Copy out the listing that follows, exact in every word, and skip the images.
====
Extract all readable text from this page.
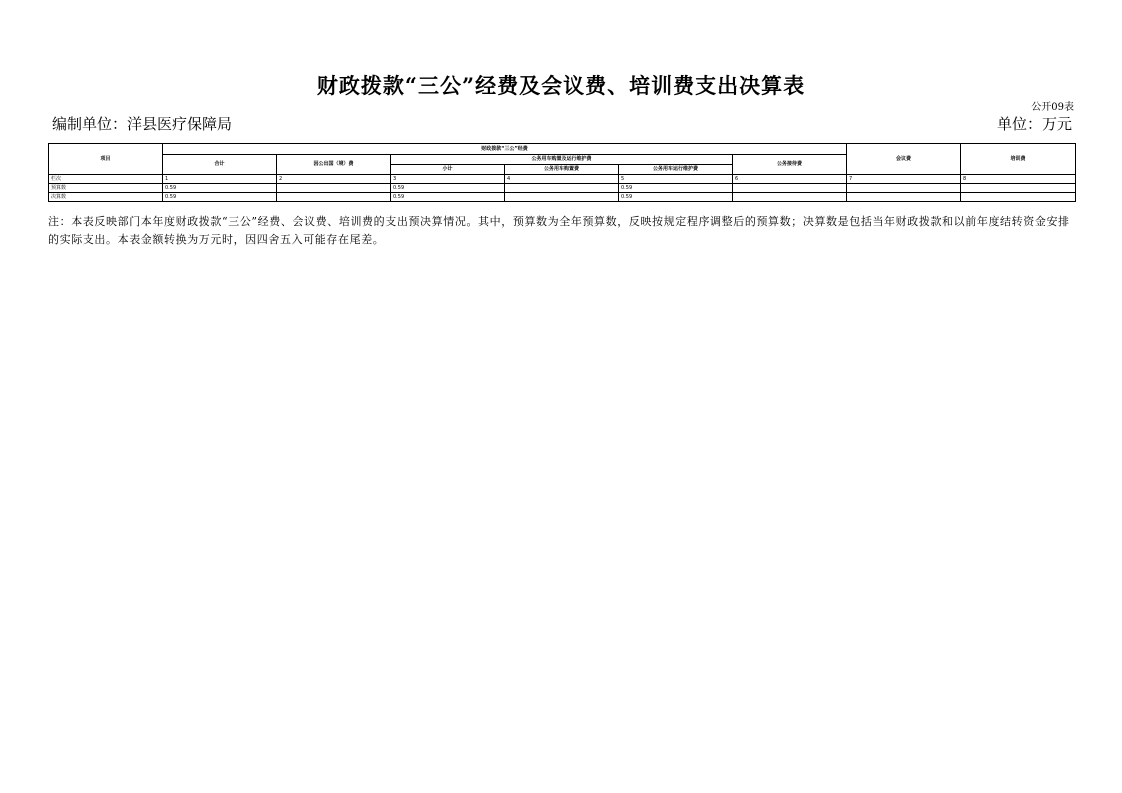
财政拨款“三公”经费及会议费、培训费支出决算表
公开09表
编制单位：洋县医疗保障局	单位：万元
项目	财政拨款“三公”经费						会议费	培训费
	合计	因公出国（境）费	公务用车购置及运行维护费			公务接待费		
			小计	公务用车购置费	公务用车运行维护费			
栏次	1	2	3	4	5	6	7	8
预算数	0.59		0.59		0.59			
决算数	0.59		0.59		0.59			
注：本表反映部门本年度财政拨款“三公”经费、会议费、培训费的支出预决算情况。其中，预算数为全年预算数，反映按规定程序调整后的预算数；决算数是包括当年财政拨款和以前年度结转资金安排的实际支出。本表金额转换为万元时，因四舍五入可能存在尾差。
====
■ Answer ■
Extract all readable text from this page.
财政拨款“三公”经费及会议费、培训费支出决算表
公开09表
编制单位：洋县医疗保障局	单位：万元
项目	财政拨款“三公”经费						会议费	培训费
	合计	因公出国（境）费	公务用车购置及运行维护费			公务接待费		
			小计	公务用车购置费	公务用车运行维护费			
栏次	1	2	3	4	5	6	7	8
预算数	0.59		0.59		0.59			
决算数	0.59		0.59		0.59			
注：本表反映部门本年度财政拨款“三公”经费、会议费、培训费的支出预决算情况。其中，预算数为全年预算数，反映按规定程序调整后的预算数；决算数是包括当年财政拨款和以前年度结转资金安排的实际支出。本表金额转换为万元时，因四舍五入可能存在尾差。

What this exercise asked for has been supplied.